— START Provided records —

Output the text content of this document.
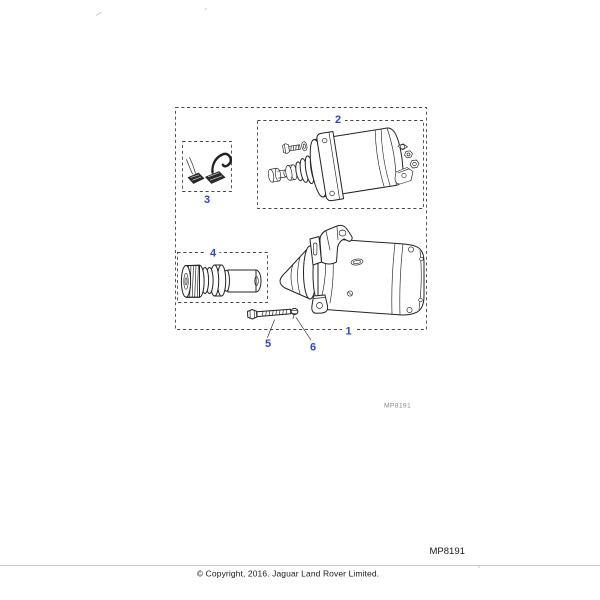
1
2
3
4
5	6
MP8191
MP8191
© Copyright, 2016. Jaguar Land Rover Limited.
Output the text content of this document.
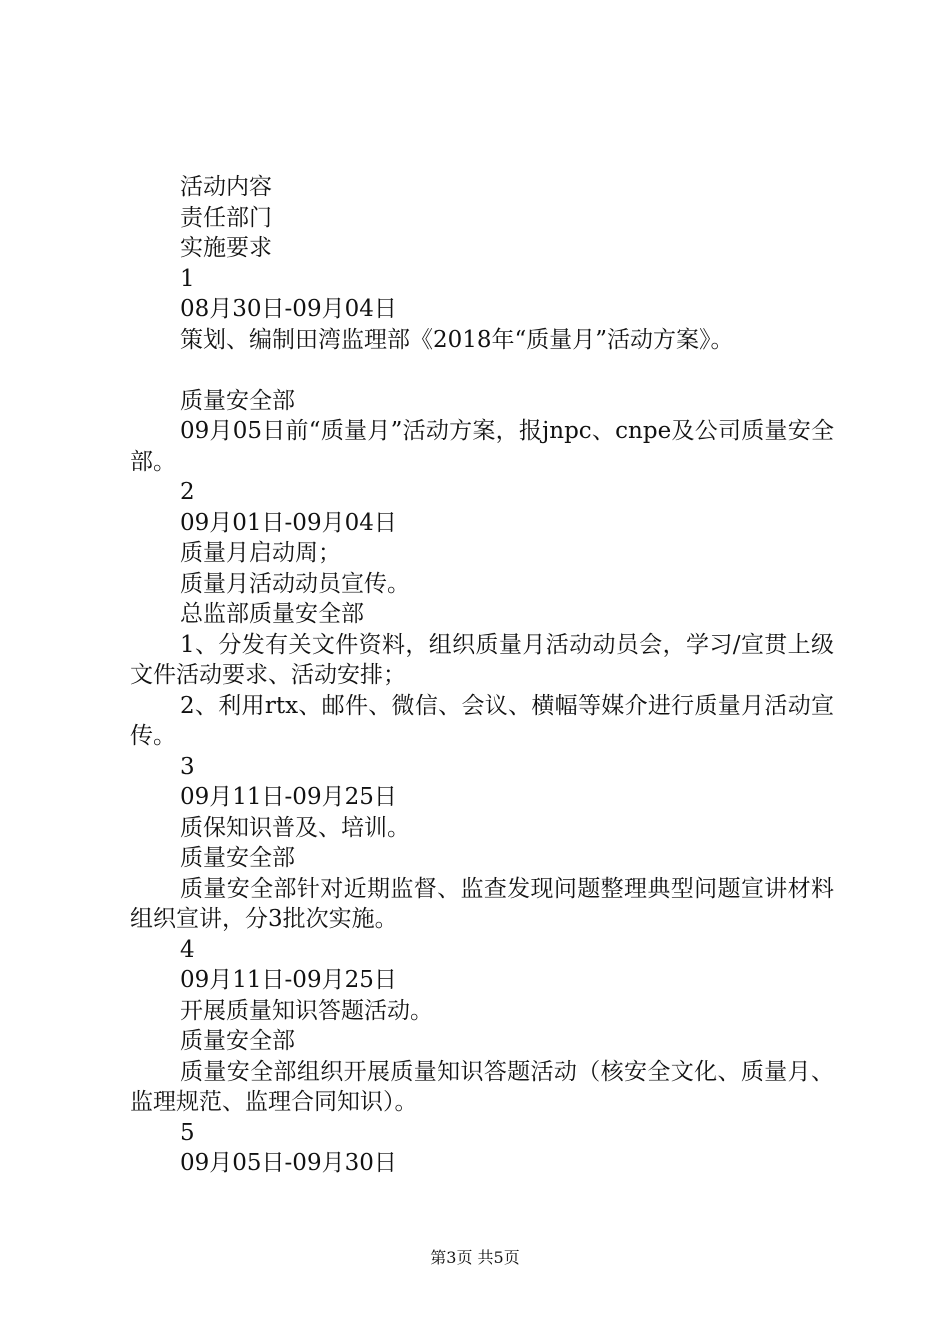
活动内容
责任部门
实施要求
1
08月30日-09月04日
策划、编制田湾监理部《2018年“质量月”活动方案》。
质量安全部
09月05日前“质量月”活动方案，报jnpc、cnpe及公司质量安全部。
2
09月01日-09月04日
质量月启动周；
质量月活动动员宣传。
总监部质量安全部
1、分发有关文件资料，组织质量月活动动员会，学习/宣贯上级文件活动要求、活动安排；
2、利用rtx、邮件、微信、会议、横幅等媒介进行质量月活动宣传。
3
09月11日-09月25日
质保知识普及、培训。
质量安全部
质量安全部针对近期监督、监查发现问题整理典型问题宣讲材料组织宣讲，分3批次实施。
4
09月11日-09月25日
开展质量知识答题活动。
质量安全部
质量安全部组织开展质量知识答题活动（核安全文化、质量月、监理规范、监理合同知识）。
5
09月05日-09月30日
第3页 共5页
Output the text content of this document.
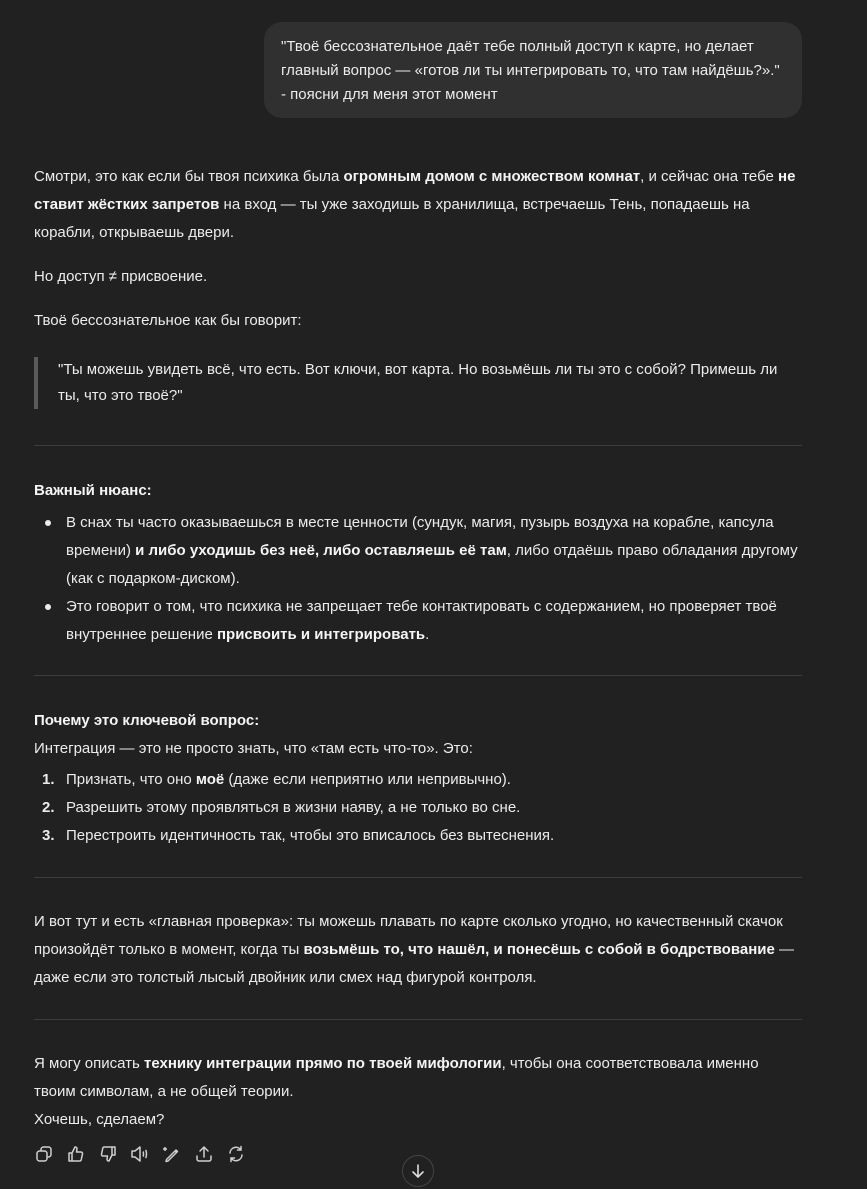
"Твоё бессознательное даёт тебе полный доступ к карте, но делает главный вопрос — «готов ли ты интегрировать то, что там найдёшь?»." - поясни для меня этот момент

Смотри, это как если бы твоя психика была огромным домом с множеством комнат, и сейчас она тебе не ставит жёстких запретов на вход — ты уже заходишь в хранилища, встречаешь Тень, попадаешь на корабли, открываешь двери.

Но доступ ≠ присвоение.

Твоё бессознательное как бы говорит:

"Ты можешь увидеть всё, что есть. Вот ключи, вот карта. Но возьмёшь ли ты это с собой? Примешь ли ты, что это твоё?"

Важный нюанс:

В снах ты часто оказываешься в месте ценности (сундук, магия, пузырь воздуха на корабле, капсула времени) и либо уходишь без неё, либо оставляешь её там, либо отдаёшь право обладания другому (как с подарком-диском).
Это говорит о том, что психика не запрещает тебе контактировать с содержанием, но проверяет твоё внутреннее решение присвоить и интегрировать.

Почему это ключевой вопрос:

Интеграция — это не просто знать, что «там есть что-то». Это:

1. Признать, что оно моё (даже если неприятно или непривычно).
2. Разрешить этому проявляться в жизни наяву, а не только во сне.
3. Перестроить идентичность так, чтобы это вписалось без вытеснения.

И вот тут и есть «главная проверка»: ты можешь плавать по карте сколько угодно, но качественный скачок произойдёт только в момент, когда ты возьмёшь то, что нашёл, и понесёшь с собой в бодрствование — даже если это толстый лысый двойник или смех над фигурой контроля.

Я могу описать технику интеграции прямо по твоей мифологии, чтобы она соответствовала именно твоим символам, а не общей теории.

Хочешь, сделаем?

— END Provided records —

[Directions for this task]
Each record above should be copied character for character, with pictures dropped.

[Output for this task]
Output the text content of this document.
1
2
3
4
5	6
MP8191
MP8191
© Copyright, 2016. Jaguar Land Rover Limited.
Output the text content of this document.
活动内容
责任部门
实施要求
1
08月30日-09月04日
策划、编制田湾监理部《2018年“质量月”活动方案》。
质量安全部
09月05日前“质量月”活动方案，报jnpc、cnpe及公司质量安全部。
2
09月01日-09月04日
质量月启动周；
质量月活动动员宣传。
总监部质量安全部
1、分发有关文件资料，组织质量月活动动员会，学习/宣贯上级文件活动要求、活动安排；
2、利用rtx、邮件、微信、会议、横幅等媒介进行质量月活动宣传。
3
09月11日-09月25日
质保知识普及、培训。
质量安全部
质量安全部针对近期监督、监查发现问题整理典型问题宣讲材料组织宣讲，分3批次实施。
4
09月11日-09月25日
开展质量知识答题活动。
质量安全部
质量安全部组织开展质量知识答题活动（核安全文化、质量月、监理规范、监理合同知识）。
5
09月05日-09月30日
第3页 共5页
Output the text content of this document.
"Твоё бессознательное даёт тебе полный доступ к карте, но делает главный вопрос — «готов ли ты интегрировать то, что там найдёшь?»." - поясни для меня этот момент

Смотри, это как если бы твоя психика была огромным домом с множеством комнат, и сейчас она тебе не ставит жёстких запретов на вход — ты уже заходишь в хранилища, встречаешь Тень, попадаешь на корабли, открываешь двери.

Но доступ ≠ присвоение.

Твоё бессознательное как бы говорит:

"Ты можешь увидеть всё, что есть. Вот ключи, вот карта. Но возьмёшь ли ты это с собой? Примешь ли ты, что это твоё?"

Важный нюанс:

В снах ты часто оказываешься в месте ценности (сундук, магия, пузырь воздуха на корабле, капсула времени) и либо уходишь без неё, либо оставляешь её там, либо отдаёшь право обладания другому (как с подарком-диском).
Это говорит о том, что психика не запрещает тебе контактировать с содержанием, но проверяет твоё внутреннее решение присвоить и интегрировать.

Почему это ключевой вопрос:

Интеграция — это не просто знать, что «там есть что-то». Это:

1. Признать, что оно моё (даже если неприятно или непривычно).
2. Разрешить этому проявляться в жизни наяву, а не только во сне.
3. Перестроить идентичность так, чтобы это вписалось без вытеснения.

И вот тут и есть «главная проверка»: ты можешь плавать по карте сколько угодно, но качественный скачок произойдёт только в момент, когда ты возьмёшь то, что нашёл, и понесёшь с собой в бодрствование — даже если это толстый лысый двойник или смех над фигурой контроля.

Я могу описать технику интеграции прямо по твоей мифологии, чтобы она соответствовала именно твоим символам, а не общей теории.

Хочешь, сделаем?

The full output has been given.